■ Exercise
Copy all of the entries below word for word, leaving out the pictures.

Layout records:

========================================================================

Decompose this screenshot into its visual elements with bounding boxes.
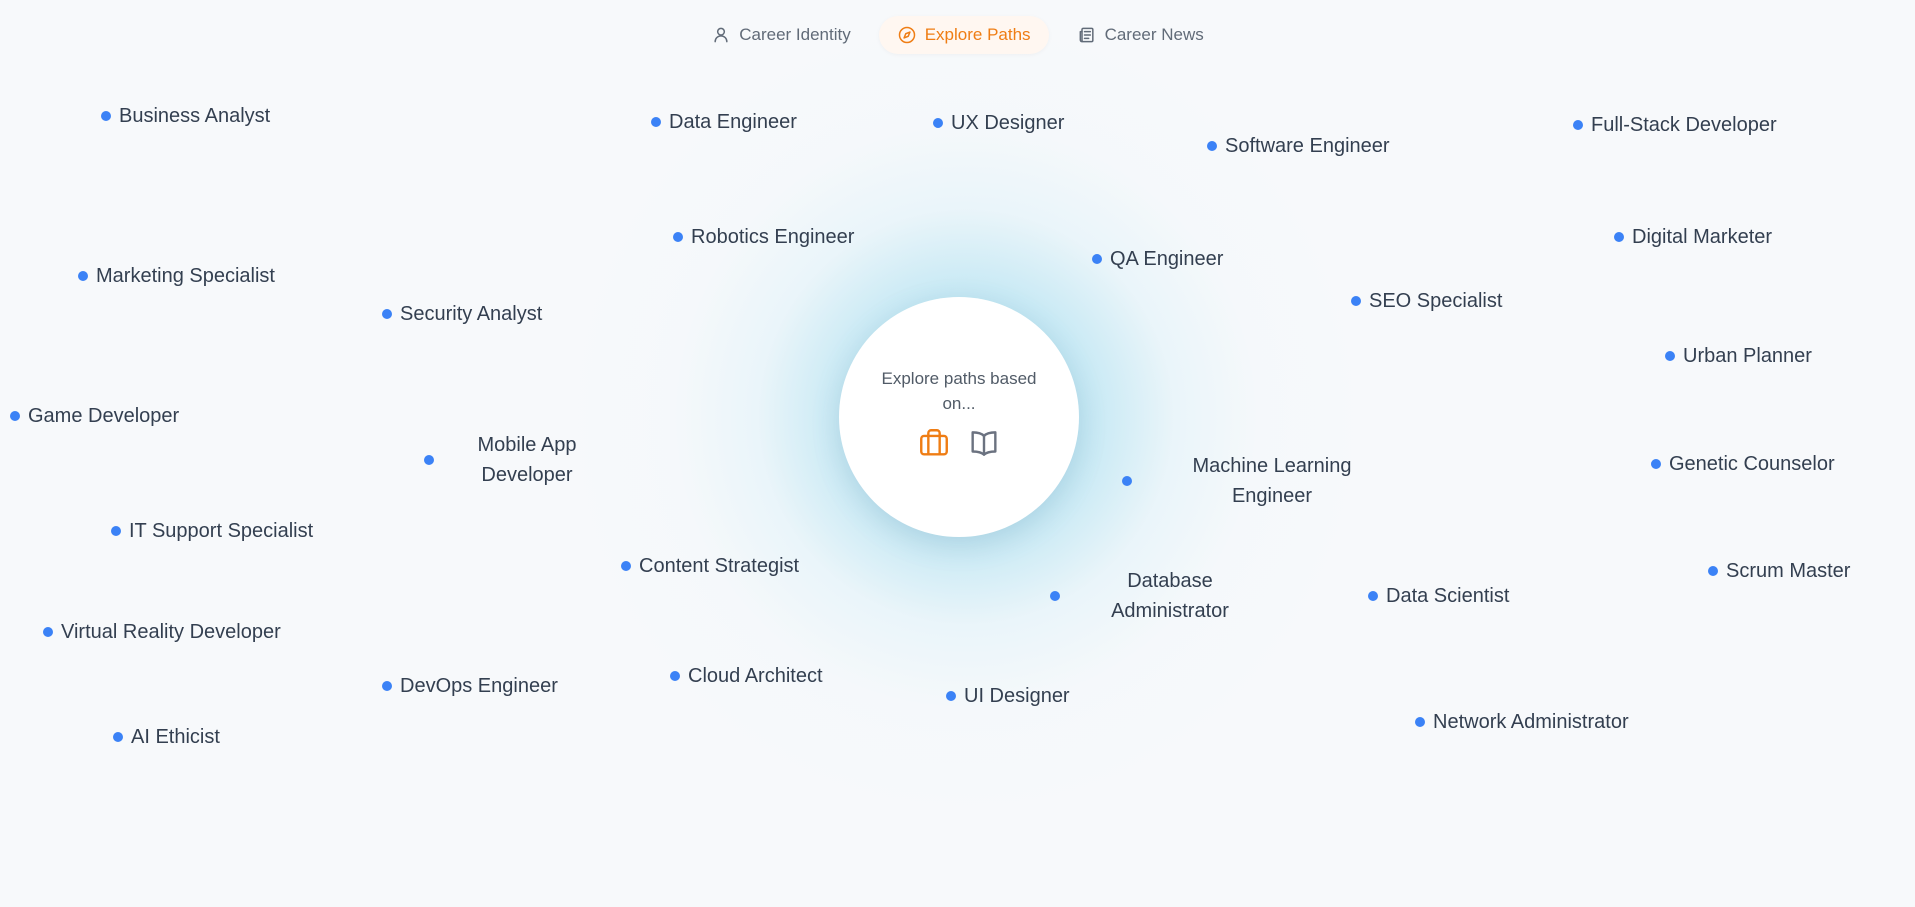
tab-career-identity[interactable]: Career Identity [693,16,869,54]
career-label: Network Administrator [1433,711,1629,733]
career-dot [1122,476,1132,486]
career-node[interactable]: SEO Specialist [1351,286,1502,316]
career-dot [10,411,20,421]
career-label: Cloud Architect [688,665,823,687]
career-dot [1092,254,1102,264]
tab-career-identity-label: Career Identity [739,25,851,44]
career-label: Data Scientist [1386,585,1510,607]
book-open-icon[interactable] [967,426,1001,460]
career-label: Marketing Specialist [96,265,275,287]
tab-explore-paths[interactable]: Explore Paths [878,16,1049,54]
career-dot [673,232,683,242]
career-node[interactable]: Cloud Architect [670,661,823,691]
career-dot [1368,591,1378,601]
career-dot [1351,296,1361,306]
explore-hub-icons [917,426,1001,460]
career-node[interactable]: Business Analyst [101,101,270,131]
career-node[interactable]: Virtual Reality Developer [43,617,281,647]
career-node[interactable]: Mobile App Developer [424,430,622,490]
career-node[interactable]: Software Engineer [1207,131,1390,161]
newspaper-icon [1077,25,1097,45]
career-label: DevOps Engineer [400,675,558,697]
career-dot [382,681,392,691]
career-dot [1207,141,1217,151]
career-label: Content Strategist [639,555,800,577]
career-label: QA Engineer [1110,248,1224,270]
career-node[interactable]: Content Strategist [621,551,799,581]
career-label: Machine Learning Engineer [1192,455,1352,507]
career-dot [1651,459,1661,469]
career-dot [1708,566,1718,576]
career-node[interactable]: QA Engineer [1092,244,1223,274]
career-label: Mobile App Developer [477,434,577,486]
explore-hub-text: Explore paths based on... [881,369,1037,413]
explore-hub: Explore paths based on... [839,297,1079,537]
career-dot [1050,591,1060,601]
career-node[interactable]: Scrum Master [1708,556,1850,586]
career-dot [113,732,123,742]
career-label: Scrum Master [1726,560,1851,582]
career-dot [1665,351,1675,361]
career-label: UI Designer [964,685,1070,707]
top-tabs: Career Identity Explore Paths Career New… [0,16,1915,54]
career-node[interactable]: Genetic Counselor [1651,449,1835,479]
career-label: Software Engineer [1225,135,1390,157]
career-label: UX Designer [951,112,1065,134]
career-node[interactable]: IT Support Specialist [111,516,313,546]
career-node[interactable]: Urban Planner [1665,341,1812,371]
career-node[interactable]: Security Analyst [382,299,542,329]
career-node[interactable]: Marketing Specialist [78,261,275,291]
career-node[interactable]: UX Designer [933,108,1064,138]
career-label: Security Analyst [400,303,543,325]
career-dot [651,117,661,127]
career-node[interactable]: Digital Marketer [1614,222,1772,252]
career-dot [933,118,943,128]
career-node[interactable]: Game Developer [10,401,179,431]
career-node[interactable]: Machine Learning Engineer [1122,451,1372,511]
career-label: Virtual Reality Developer [61,621,281,643]
career-label: Robotics Engineer [691,226,855,248]
career-dot [43,627,53,637]
career-dot [382,309,392,319]
career-node[interactable]: Full-Stack Developer [1573,110,1777,140]
career-label: Business Analyst [119,105,271,127]
career-dot [101,111,111,121]
career-dot [1614,232,1624,242]
career-label: Game Developer [28,405,180,427]
career-dot [1573,120,1583,130]
career-label: IT Support Specialist [129,520,314,542]
career-label: AI Ethicist [131,726,220,748]
career-node[interactable]: Network Administrator [1415,707,1629,737]
career-node[interactable]: Data Scientist [1368,581,1509,611]
tab-career-news-label: Career News [1104,25,1204,44]
tab-career-news[interactable]: Career News [1059,16,1222,54]
career-node[interactable]: AI Ethicist [113,722,220,752]
career-dot [78,271,88,281]
career-node[interactable]: DevOps Engineer [382,671,558,701]
career-node[interactable]: Database Administrator [1050,566,1255,626]
career-dot [111,526,121,536]
person-icon [711,25,731,45]
tab-explore-paths-label: Explore Paths [924,25,1031,44]
career-label: Data Engineer [669,111,797,133]
career-dot [1415,717,1425,727]
career-node[interactable]: UI Designer [946,681,1070,711]
career-label: Database Administrator [1111,570,1229,622]
career-label: Urban Planner [1683,345,1812,367]
career-label: SEO Specialist [1369,290,1503,312]
briefcase-icon[interactable] [917,426,951,460]
career-label: Full-Stack Developer [1591,114,1777,136]
compass-icon [897,25,917,45]
career-node[interactable]: Data Engineer [651,107,797,137]
career-label: Digital Marketer [1632,226,1773,248]
career-dot [621,561,631,571]
career-dot [946,691,956,701]
career-label: Genetic Counselor [1669,453,1835,475]
career-node[interactable]: Robotics Engineer [673,222,854,252]
career-dot [670,671,680,681]
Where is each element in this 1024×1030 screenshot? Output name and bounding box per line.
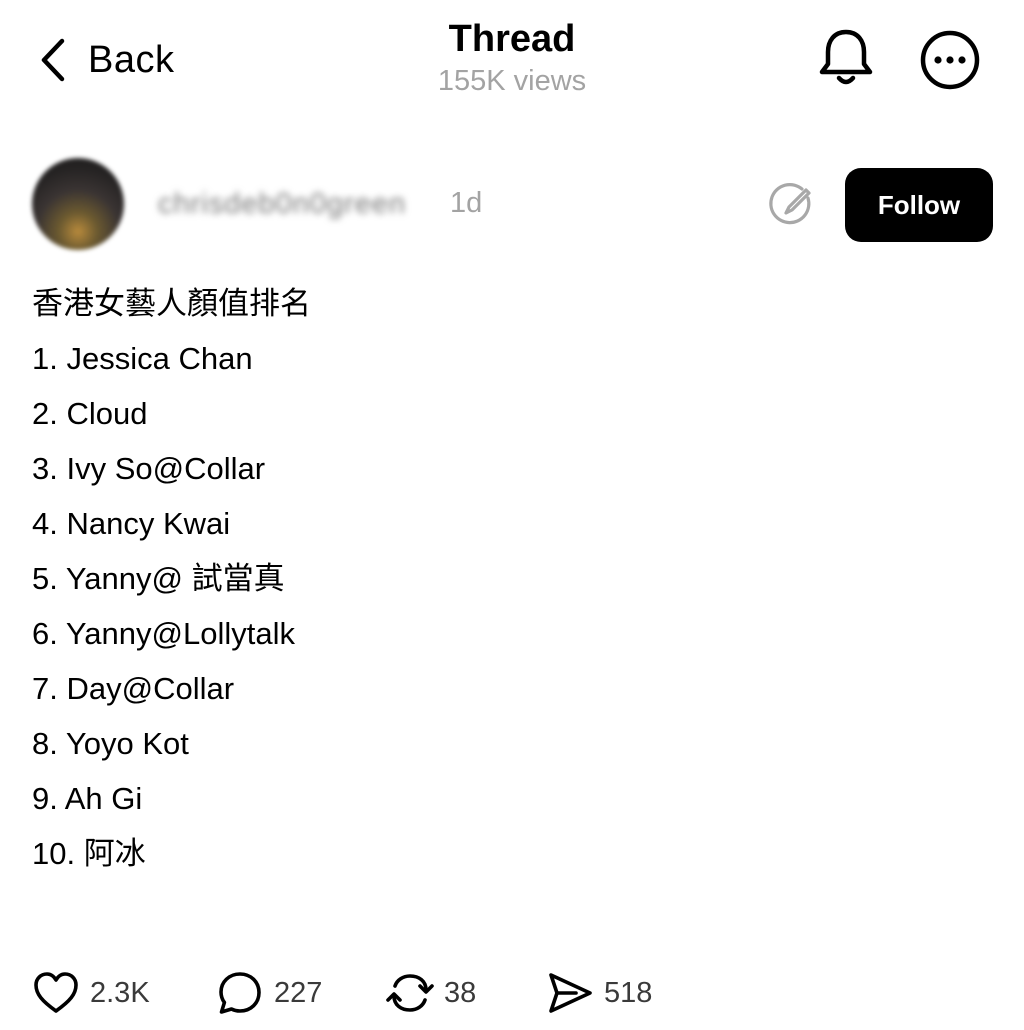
top-bar: Back Thread 155K views (0, 0, 1024, 120)
ranking-item: 9. Ah Gi (32, 781, 143, 816)
reply-button[interactable]: 227 (216, 960, 322, 1026)
more-options-button[interactable] (918, 28, 982, 92)
post-actions-bar: 2.3K 227 38 518 (0, 960, 1024, 1026)
follow-button[interactable]: Follow (845, 168, 993, 242)
like-count: 2.3K (90, 976, 150, 1009)
like-button[interactable]: 2.3K (32, 960, 150, 1026)
heart-icon (34, 972, 78, 1013)
bell-icon (819, 29, 873, 85)
repost-icon (386, 974, 434, 1012)
ranking-item: 2. Cloud (32, 396, 148, 431)
share-count: 518 (604, 976, 653, 1009)
page-title: Thread (448, 18, 576, 60)
post-heading: 香港女藝人顏值排名 (32, 286, 311, 321)
comment-icon (219, 972, 261, 1014)
chevron-left-icon (41, 38, 65, 82)
ranking-item: 4. Nancy Kwai (32, 506, 231, 541)
author-username[interactable]: chrisdeb0n0green (158, 188, 406, 221)
back-label: Back (88, 38, 175, 81)
ranking-item: 1. Jessica Chan (32, 341, 253, 376)
ranking-item: 3. Ivy So@Collar (32, 451, 266, 486)
share-button[interactable]: 518 (546, 960, 652, 1026)
repost-button[interactable]: 38 (386, 960, 476, 1026)
avatar[interactable] (32, 158, 124, 250)
post-content: 香港女藝人顏值排名 1. Jessica Chan 2. Cloud 3. Iv… (32, 276, 932, 881)
ranking-item: 10. 阿冰 (32, 836, 146, 871)
more-horizontal-icon (920, 30, 980, 90)
edit-pen-icon (769, 183, 811, 225)
title-block: Thread 155K views (312, 16, 712, 100)
repost-count: 38 (444, 976, 477, 1009)
ranking-item: 5. Yanny@ 試當真 (32, 561, 285, 596)
reply-count: 227 (274, 976, 323, 1009)
edit-button[interactable] (768, 182, 814, 228)
ranking-item: 8. Yoyo Kot (32, 726, 189, 761)
view-count: 155K views (437, 65, 587, 97)
notifications-button[interactable] (814, 26, 878, 90)
post-author-row: chrisdeb0n0green 1d Follow (0, 150, 1024, 260)
send-icon (549, 973, 592, 1013)
ranking-item: 6. Yanny@Lollytalk (32, 616, 295, 651)
back-button[interactable]: Back (36, 36, 174, 84)
post-time: 1d (450, 187, 483, 219)
ranking-item: 7. Day@Collar (32, 671, 235, 706)
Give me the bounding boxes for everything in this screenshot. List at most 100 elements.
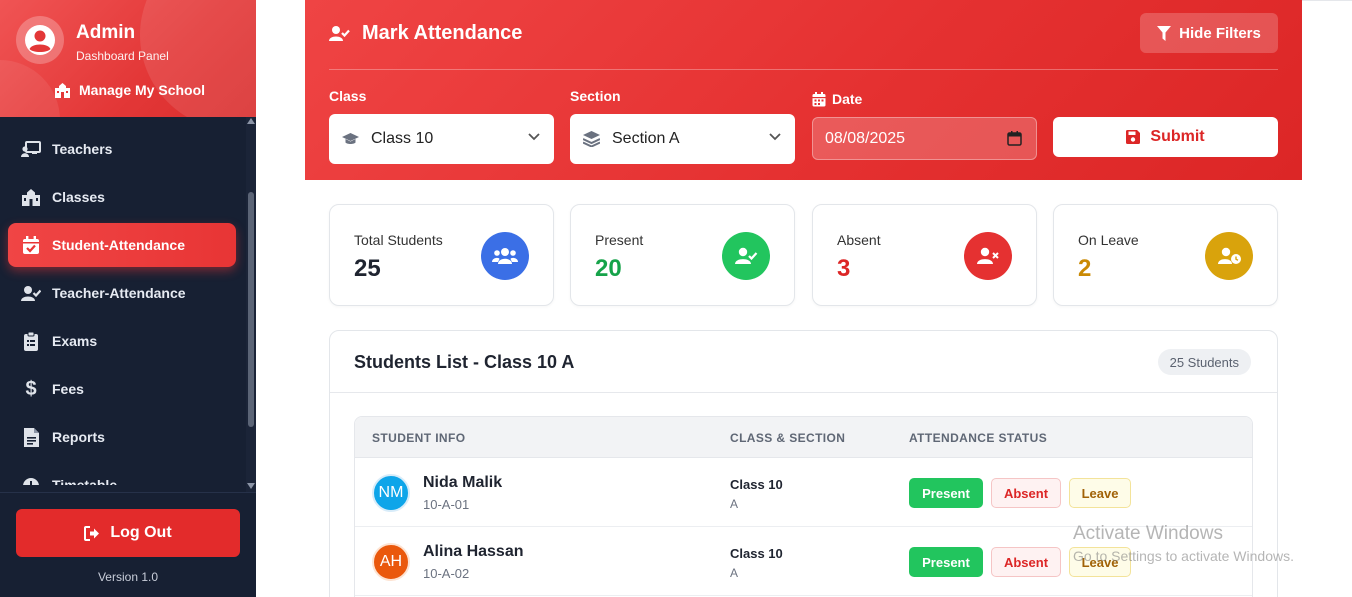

========================================================================

■ Full response
Decompose this screenshot into its visual elements with bounding boxes.
tab-career-identity[interactable]: Career Identity [693,16,869,54]
career-label: Network Administrator [1433,711,1629,733]
career-dot [1122,476,1132,486]
career-node[interactable]: SEO Specialist [1351,286,1502,316]
career-dot [10,411,20,421]
career-label: Cloud Architect [688,665,823,687]
career-dot [1092,254,1102,264]
tab-career-identity-label: Career Identity [739,25,851,44]
career-label: Data Scientist [1386,585,1510,607]
book-open-icon[interactable] [967,426,1001,460]
career-label: Marketing Specialist [96,265,275,287]
tab-explore-paths[interactable]: Explore Paths [878,16,1049,54]
career-dot [673,232,683,242]
career-node[interactable]: Cloud Architect [670,661,823,691]
career-dot [1368,591,1378,601]
career-dot [1351,296,1361,306]
explore-hub-icons [917,426,1001,460]
career-node[interactable]: Business Analyst [101,101,270,131]
career-node[interactable]: Virtual Reality Developer [43,617,281,647]
career-node[interactable]: Mobile App Developer [424,430,622,490]
career-node[interactable]: Software Engineer [1207,131,1390,161]
newspaper-icon [1077,25,1097,45]
career-label: DevOps Engineer [400,675,558,697]
career-dot [382,681,392,691]
career-dot [1207,141,1217,151]
career-label: Content Strategist [639,555,800,577]
career-label: QA Engineer [1110,248,1224,270]
career-node[interactable]: Content Strategist [621,551,799,581]
career-label: Machine Learning Engineer [1192,455,1352,507]
career-dot [1651,459,1661,469]
career-dot [1708,566,1718,576]
career-node[interactable]: QA Engineer [1092,244,1223,274]
career-label: Mobile App Developer [477,434,577,486]
explore-hub-text: Explore paths based on... [881,369,1037,413]
explore-hub: Explore paths based on... [839,297,1079,537]
career-dot [1050,591,1060,601]
career-node[interactable]: Scrum Master [1708,556,1850,586]
career-dot [113,732,123,742]
career-label: Scrum Master [1726,560,1851,582]
career-dot [1665,351,1675,361]
career-label: UI Designer [964,685,1070,707]
top-tabs: Career Identity Explore Paths Career New… [0,16,1915,54]
career-node[interactable]: Genetic Counselor [1651,449,1835,479]
career-label: Software Engineer [1225,135,1390,157]
career-label: UX Designer [951,112,1065,134]
career-node[interactable]: IT Support Specialist [111,516,313,546]
career-node[interactable]: Urban Planner [1665,341,1812,371]
career-node[interactable]: Security Analyst [382,299,542,329]
career-node[interactable]: Marketing Specialist [78,261,275,291]
career-node[interactable]: UX Designer [933,108,1064,138]
career-label: Security Analyst [400,303,543,325]
career-dot [651,117,661,127]
career-node[interactable]: Digital Marketer [1614,222,1772,252]
career-dot [933,118,943,128]
career-node[interactable]: Game Developer [10,401,179,431]
career-node[interactable]: Machine Learning Engineer [1122,451,1372,511]
career-label: Virtual Reality Developer [61,621,281,643]
career-label: Robotics Engineer [691,226,855,248]
career-dot [43,627,53,637]
career-dot [382,309,392,319]
career-node[interactable]: Full-Stack Developer [1573,110,1777,140]
career-label: Business Analyst [119,105,271,127]
career-dot [101,111,111,121]
career-dot [1614,232,1624,242]
career-label: Game Developer [28,405,180,427]
career-dot [1573,120,1583,130]
career-label: IT Support Specialist [129,520,314,542]
career-label: AI Ethicist [131,726,220,748]
career-node[interactable]: Network Administrator [1415,707,1629,737]
career-node[interactable]: Data Scientist [1368,581,1509,611]
tab-career-news-label: Career News [1104,25,1204,44]
tab-career-news[interactable]: Career News [1059,16,1222,54]
career-node[interactable]: AI Ethicist [113,722,220,752]
career-dot [78,271,88,281]
career-node[interactable]: DevOps Engineer [382,671,558,701]
career-node[interactable]: Database Administrator [1050,566,1255,626]
career-dot [111,526,121,536]
person-icon [711,25,731,45]
tab-explore-paths-label: Explore Paths [924,25,1031,44]
career-label: Data Engineer [669,111,797,133]
career-dot [1415,717,1425,727]
career-node[interactable]: UI Designer [946,681,1070,711]
career-label: Database Administrator [1111,570,1229,622]
career-label: Urban Planner [1683,345,1812,367]
career-label: SEO Specialist [1369,290,1503,312]
briefcase-icon[interactable] [917,426,951,460]
career-label: Full-Stack Developer [1591,114,1777,136]
compass-icon [897,25,917,45]
career-node[interactable]: Data Engineer [651,107,797,137]
career-label: Digital Marketer [1632,226,1773,248]
career-dot [621,561,631,571]
career-dot [946,691,956,701]
career-label: Genetic Counselor [1669,453,1835,475]
career-node[interactable]: Robotics Engineer [673,222,854,252]
career-dot [670,671,680,681]
Where is each element in this 1024×1030 screenshot? Output name and bounding box per line.
top-bar: Back Thread 155K views (0, 0, 1024, 120)
ranking-item: 9. Ah Gi (32, 781, 143, 816)
reply-button[interactable]: 227 (216, 960, 322, 1026)
more-options-button[interactable] (918, 28, 982, 92)
post-actions-bar: 2.3K 227 38 518 (0, 960, 1024, 1026)
follow-button[interactable]: Follow (845, 168, 993, 242)
like-count: 2.3K (90, 976, 150, 1009)
like-button[interactable]: 2.3K (32, 960, 150, 1026)
heart-icon (34, 972, 78, 1013)
bell-icon (819, 29, 873, 85)
repost-icon (386, 974, 434, 1012)
ranking-item: 2. Cloud (32, 396, 148, 431)
share-count: 518 (604, 976, 653, 1009)
page-title: Thread (448, 18, 576, 60)
post-heading: 香港女藝人顏值排名 (32, 286, 311, 321)
comment-icon (219, 972, 261, 1014)
chevron-left-icon (41, 38, 65, 82)
ranking-item: 4. Nancy Kwai (32, 506, 231, 541)
author-username[interactable]: chrisdeb0n0green (158, 188, 406, 221)
back-label: Back (88, 38, 175, 81)
ranking-item: 1. Jessica Chan (32, 341, 253, 376)
ranking-item: 3. Ivy So@Collar (32, 451, 266, 486)
share-button[interactable]: 518 (546, 960, 652, 1026)
repost-button[interactable]: 38 (386, 960, 476, 1026)
avatar[interactable] (32, 158, 124, 250)
post-content: 香港女藝人顏值排名 1. Jessica Chan 2. Cloud 3. Iv… (32, 276, 932, 881)
ranking-item: 10. 阿冰 (32, 836, 146, 871)
more-horizontal-icon (920, 30, 980, 90)
edit-pen-icon (769, 183, 811, 225)
title-block: Thread 155K views (312, 16, 712, 100)
repost-count: 38 (444, 976, 477, 1009)
ranking-item: 5. Yanny@ 試當真 (32, 561, 285, 596)
reply-count: 227 (274, 976, 323, 1009)
edit-button[interactable] (768, 182, 814, 228)
ranking-item: 8. Yoyo Kot (32, 726, 189, 761)
view-count: 155K views (437, 65, 587, 97)
notifications-button[interactable] (814, 26, 878, 90)
post-author-row: chrisdeb0n0green 1d Follow (0, 150, 1024, 260)
send-icon (549, 973, 592, 1013)
ranking-item: 6. Yanny@Lollytalk (32, 616, 295, 651)
back-button[interactable]: Back (36, 36, 174, 84)
post-time: 1d (450, 187, 483, 219)
ranking-item: 7. Day@Collar (32, 671, 235, 706)
Give me the bounding boxes for everything in this screenshot. List at most 100 elements.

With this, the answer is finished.